— Text segment —
Single by Simone Angel
- B-side: "Remix"
- Released: 1993
- Genre: Eurodance
- Length: 3:59
- Label: A&M Records
- Songwriters: Pete Hammond; Simone Angel;
- Producer: Cappella

Simone Angel singles chronology
| "When Love Rules the World" (1991) | "Let This Feeling" (1993) | "Walk on Water" (1994) |

Music video
- "Let This Feeling" on YouTube

= Let This Feeling =

"Let This Feeling" is a song by Dutch TV host, singer and MTV VJ Simone Angel, who also co-wrote it with Pete Hammond. Produced by Italian Eurodance act Cappella, it was released in 1993 by A&M Records and became a European hit; a top-10 hit in Finland and Israel, and a top-20 hit in Austria, Lithuania and Switzerland. The accompanying music video was directed by Matthew Glamorre.

==Chart performance==
"Let This Feeling" charted in many European countries, becoming a top-3 hit in Finland as well as a top-20 hit in Austria (17), Lithuania (11), and Switzerland (15). In Germany, it reached number 38, spending eight weeks within the German Singles Chart. In the UK, the single only reached number 60 on the UK Singles Chart, with one week within the chart. But it became a club hit, peaking at numbers 33 and 20 on the Music Week Dance Singles chart and the Record Mirror Club Chart. "Let This Feeling" debuted on the Eurochart Hot 100 at number 78 on 11 December 1993, after charting in Denmark, Finland and Sweden. It peaked at number 51 in January 1994. Outside Europe, the song was successful in Israel, becoming a top-10 hit (8).

— Material provided —
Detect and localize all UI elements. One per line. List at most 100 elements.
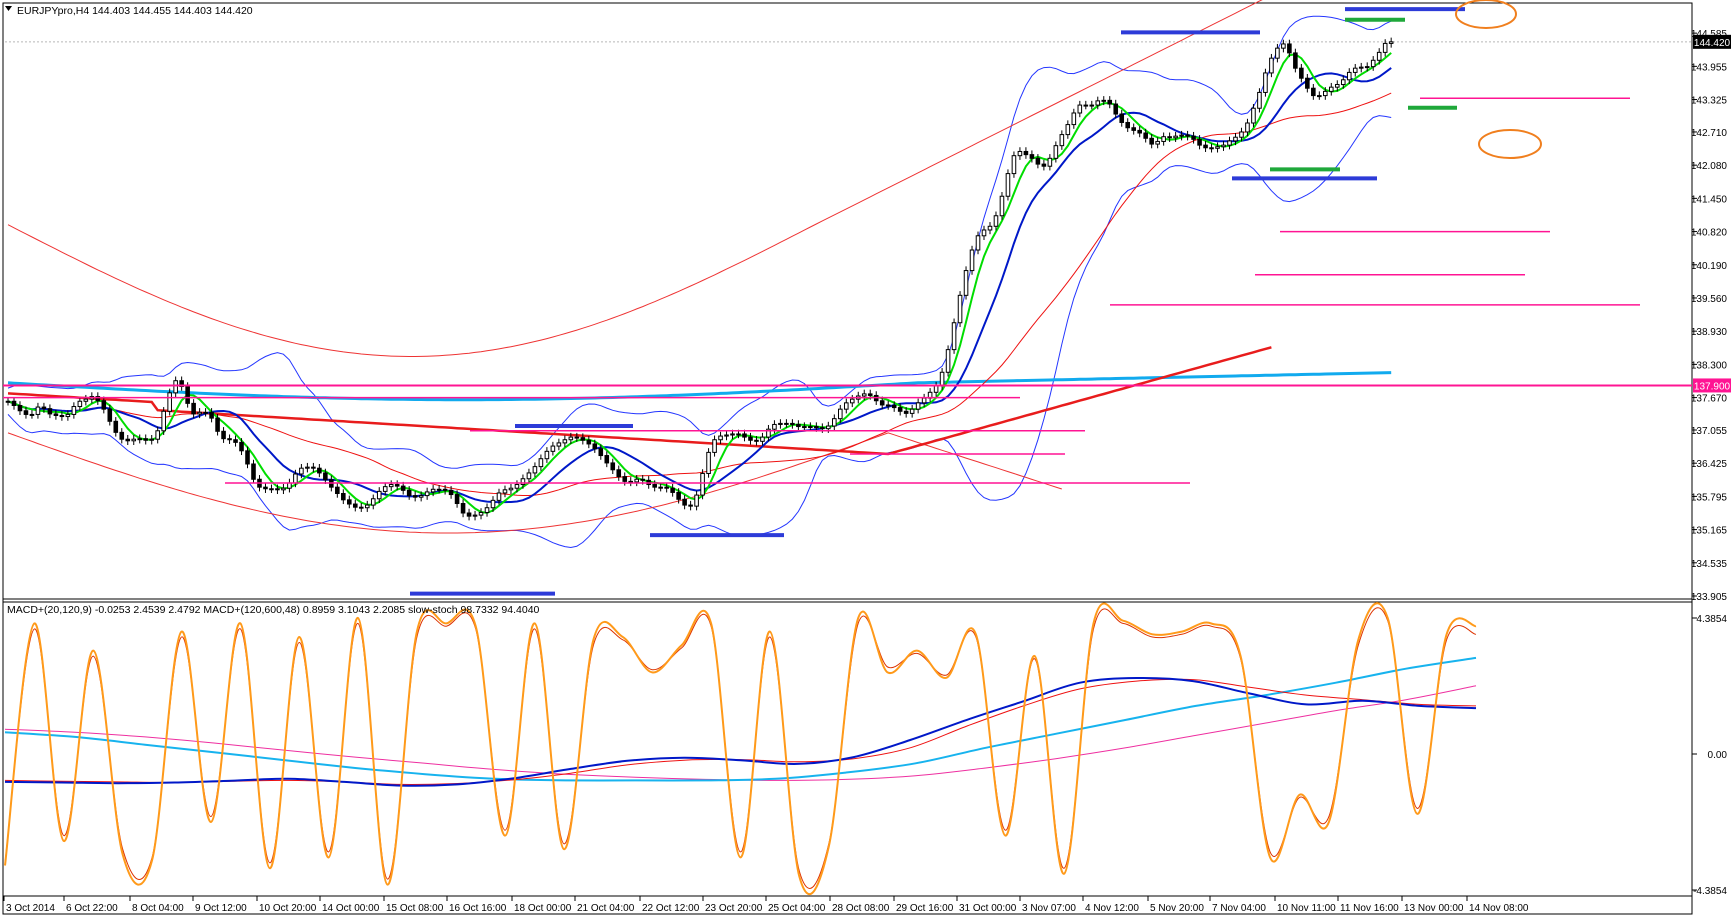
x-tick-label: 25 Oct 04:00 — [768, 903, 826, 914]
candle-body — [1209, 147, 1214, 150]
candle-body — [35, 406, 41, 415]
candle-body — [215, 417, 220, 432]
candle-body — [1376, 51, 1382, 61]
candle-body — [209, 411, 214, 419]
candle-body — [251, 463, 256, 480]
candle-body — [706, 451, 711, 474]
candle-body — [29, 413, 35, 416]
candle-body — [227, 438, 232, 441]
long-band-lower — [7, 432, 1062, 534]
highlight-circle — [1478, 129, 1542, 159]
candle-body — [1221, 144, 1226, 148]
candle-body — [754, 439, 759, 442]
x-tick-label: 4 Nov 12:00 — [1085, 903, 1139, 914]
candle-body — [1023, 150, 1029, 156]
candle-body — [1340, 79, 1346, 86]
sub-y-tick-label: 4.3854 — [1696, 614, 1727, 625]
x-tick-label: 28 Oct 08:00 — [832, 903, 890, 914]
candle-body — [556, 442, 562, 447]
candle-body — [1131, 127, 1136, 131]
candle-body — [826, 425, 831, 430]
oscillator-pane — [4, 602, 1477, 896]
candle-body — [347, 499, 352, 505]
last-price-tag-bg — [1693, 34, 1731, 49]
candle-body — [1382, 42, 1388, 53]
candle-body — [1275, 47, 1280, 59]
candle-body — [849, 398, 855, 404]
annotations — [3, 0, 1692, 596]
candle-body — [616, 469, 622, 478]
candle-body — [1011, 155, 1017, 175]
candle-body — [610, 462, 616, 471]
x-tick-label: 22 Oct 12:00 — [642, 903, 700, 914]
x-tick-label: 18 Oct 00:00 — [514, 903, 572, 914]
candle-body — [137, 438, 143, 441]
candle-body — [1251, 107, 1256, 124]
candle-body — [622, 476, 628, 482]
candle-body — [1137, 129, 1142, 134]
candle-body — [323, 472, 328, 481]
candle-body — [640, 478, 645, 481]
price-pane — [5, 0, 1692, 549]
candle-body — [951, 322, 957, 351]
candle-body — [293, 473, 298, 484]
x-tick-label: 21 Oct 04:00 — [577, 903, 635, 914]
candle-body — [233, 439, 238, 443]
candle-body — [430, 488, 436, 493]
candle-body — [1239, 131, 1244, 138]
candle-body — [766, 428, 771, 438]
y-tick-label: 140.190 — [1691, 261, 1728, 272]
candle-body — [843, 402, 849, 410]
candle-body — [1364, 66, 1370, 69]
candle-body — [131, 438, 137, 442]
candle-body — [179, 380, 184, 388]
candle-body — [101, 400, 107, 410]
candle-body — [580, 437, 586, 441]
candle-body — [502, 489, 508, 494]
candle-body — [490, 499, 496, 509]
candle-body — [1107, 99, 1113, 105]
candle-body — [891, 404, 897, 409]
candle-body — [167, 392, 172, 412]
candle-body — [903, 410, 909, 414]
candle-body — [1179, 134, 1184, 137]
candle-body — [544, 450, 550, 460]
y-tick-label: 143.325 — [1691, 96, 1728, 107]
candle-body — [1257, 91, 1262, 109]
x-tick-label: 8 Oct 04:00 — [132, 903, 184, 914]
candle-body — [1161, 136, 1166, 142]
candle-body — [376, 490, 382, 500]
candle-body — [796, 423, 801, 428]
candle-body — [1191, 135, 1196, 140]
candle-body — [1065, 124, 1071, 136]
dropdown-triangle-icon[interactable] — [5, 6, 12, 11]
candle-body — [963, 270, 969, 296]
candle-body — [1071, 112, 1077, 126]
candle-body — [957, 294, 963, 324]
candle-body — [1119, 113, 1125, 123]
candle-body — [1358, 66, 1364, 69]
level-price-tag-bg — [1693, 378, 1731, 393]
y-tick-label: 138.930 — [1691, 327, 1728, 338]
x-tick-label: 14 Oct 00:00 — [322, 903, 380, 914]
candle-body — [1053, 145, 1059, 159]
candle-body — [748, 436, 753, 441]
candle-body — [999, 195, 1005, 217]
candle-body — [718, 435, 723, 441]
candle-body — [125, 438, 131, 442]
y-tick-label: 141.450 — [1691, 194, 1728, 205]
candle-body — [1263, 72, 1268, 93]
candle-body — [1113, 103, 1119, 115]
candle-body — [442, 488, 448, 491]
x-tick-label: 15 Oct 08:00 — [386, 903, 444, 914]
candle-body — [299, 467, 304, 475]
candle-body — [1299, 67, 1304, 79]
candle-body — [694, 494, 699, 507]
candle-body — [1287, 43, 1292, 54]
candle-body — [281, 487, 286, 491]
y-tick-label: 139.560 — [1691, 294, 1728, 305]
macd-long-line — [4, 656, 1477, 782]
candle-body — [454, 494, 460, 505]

— Complete the following —
A - In the article about "Let This Feeling," who directed the song's music video?
B - Express the lines of the records as a JSON list of strings, one string per line, starting at the line containing "x-tick-label: 25 Oct" and ending at the line containing "candle-body — [622, 476, 628, 482]", both included. Omit any blank lines.
The article and the records have no connection to each other.

— Task responses —
A - Matthew Glamorre.

B -
[
  "x-tick-label: 25 Oct 04:00 — [768, 903, 826, 914]",
  "candle-body — [1209, 147, 1214, 150]",
  "candle-body — [35, 406, 41, 415]",
  "candle-body — [215, 417, 220, 432]",
  "candle-body — [1376, 51, 1382, 61]",
  "candle-body — [209, 411, 214, 419]",
  "candle-body — [251, 463, 256, 480]",
  "candle-body — [706, 451, 711, 474]",
  "candle-body — [29, 413, 35, 416]",
  "candle-body — [227, 438, 232, 441]",
  "long-band-lower — [7, 432, 1062, 534]",
  "highlight-circle — [1478, 129, 1542, 159]",
  "candle-body — [1221, 144, 1226, 148]",
  "candle-body — [754, 439, 759, 442]",
  "x-tick-label: 4 Nov 12:00 — [1085, 903, 1139, 914]",
  "candle-body — [1023, 150, 1029, 156]",
  "candle-body — [1340, 79, 1346, 86]",
  "sub-y-tick-label: 4.3854 — [1696, 614, 1727, 625]",
  "x-tick-label: 28 Oct 08:00 — [832, 903, 890, 914]",
  "candle-body — [556, 442, 562, 447]",
  "candle-body — [1131, 127, 1136, 131]",
  "candle-body — [826, 425, 831, 430]",
  "oscillator-pane — [4, 602, 1477, 896]",
  "candle-body — [347, 499, 352, 505]",
  "last-price-tag-bg — [1693, 34, 1731, 49]",
  "candle-body — [1382, 42, 1388, 53]",
  "candle-body — [1275, 47, 1280, 59]",
  "candle-body — [849, 398, 855, 404]",
  "annotations — [3, 0, 1692, 596]",
  "candle-body — [616, 469, 622, 478]",
  "candle-body — [1011, 155, 1017, 175]",
  "candle-body — [610, 462, 616, 471]",
  "x-tick-label: 22 Oct 12:00 — [642, 903, 700, 914]",
  "x-tick-label: 18 Oct 00:00 — [514, 903, 572, 914]",
  "candle-body — [137, 438, 143, 441]",
  "candle-body — [1251, 107, 1256, 124]",
  "candle-body — [622, 476, 628, 482]"
]